Passage provided:
──────────
During the interviews with researchers it became clear that there are some projects running that try to standardize the surveys and to describe their context in a standardized way, but none of those initiatives formalize their work into ontologies that are structured enough to translate them into SHACL, SHEX or shape trees. Right now, survey tools use different kinds of representations and models, and these can often not be shared between them. To be reusable in practice, this gap needs to be bridged too. One possible way forward is to extend an existing project like Data Documentation Initiative (DDI, https://ddialliance.org/) with formalized descriptions of the data.

Privacy, surveys, data allocation and Solid pods

One of the core principles in privacy is that no more personal data is collected, stored, accessed, used and exchanged then is needed for the goal it serves. In the context of surveys the goals and with it the need for processing data hugely differs from use case to use case. To name some:

• In some cases the researcher only needs the responses to one survey, in other cases the researcher needs to link the results from the survey with different data sources. To do so, the researcher needs some kind of identifier to link the data.

• In some use cases, changing the answers after the data is once submitted will break the research, in other use cases updating the answers is part of the research.

• Often, but not always, the researcher will 'normalize' the data: create a copy of the data that is cleared from errors and can be used for statistical analysis. This copy diverts from the original responses.
──────────
Dataset entries:

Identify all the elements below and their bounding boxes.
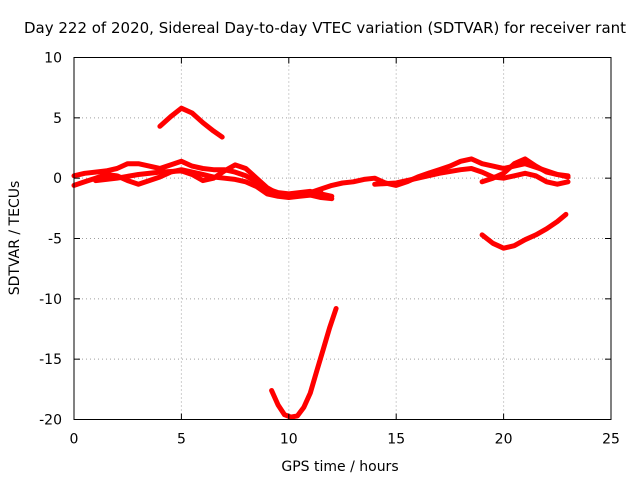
x-tick-label: 5: [177, 432, 186, 448]
chart-title: Day 222 of 2020, Sidereal Day-to-day VTE…: [24, 19, 626, 37]
y-axis-label: SDTVAR / TECUs: [7, 181, 23, 296]
series-line-arc-low-midday: [269, 306, 339, 420]
x-tick-label: 20: [495, 432, 513, 448]
series-layer: [71, 105, 571, 420]
y-tick-label: 0: [53, 171, 62, 187]
grid-lines: [74, 57, 611, 420]
series-line-arc-main-3: [93, 162, 324, 199]
y-tick-label: -10: [39, 292, 62, 308]
series-line-arc-main-4: [307, 156, 571, 196]
x-tick-label: 15: [387, 432, 405, 448]
y-tick-label: 5: [53, 111, 62, 127]
axis-ticks: 0 5 10 15 20 25 10 5 0 -5 -10 -15 -20: [39, 51, 620, 448]
y-tick-label: 10: [44, 51, 62, 67]
x-tick-label: 0: [70, 432, 79, 448]
x-tick-label: 10: [280, 432, 298, 448]
series-line-arc-main-6: [479, 156, 571, 185]
y-tick-label: -20: [39, 413, 62, 429]
y-tick-label: -5: [48, 232, 62, 248]
x-axis-label: GPS time / hours: [281, 459, 398, 475]
x-tick-label: 25: [602, 432, 620, 448]
y-tick-label: -15: [39, 352, 62, 368]
series-line-arc-low-evening: [479, 211, 569, 251]
series-line-arc-high-morning: [157, 105, 225, 140]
──────────
Objective:
Please answer these questions about the passage on surveys and Solid pods:
(a) Which existing project does it propose extending with formalized descriptions of the data?
(b) What does a researcher need in order to link survey results with different data sources?
(c) What does a researcher create when normalizing the data?

Final answer:
(a) The Data Documentation Initiative (DDI).
(b) Some kind of identifier to link the data.
(c) A copy of the data that is cleared from errors and can be used for statistical analysis.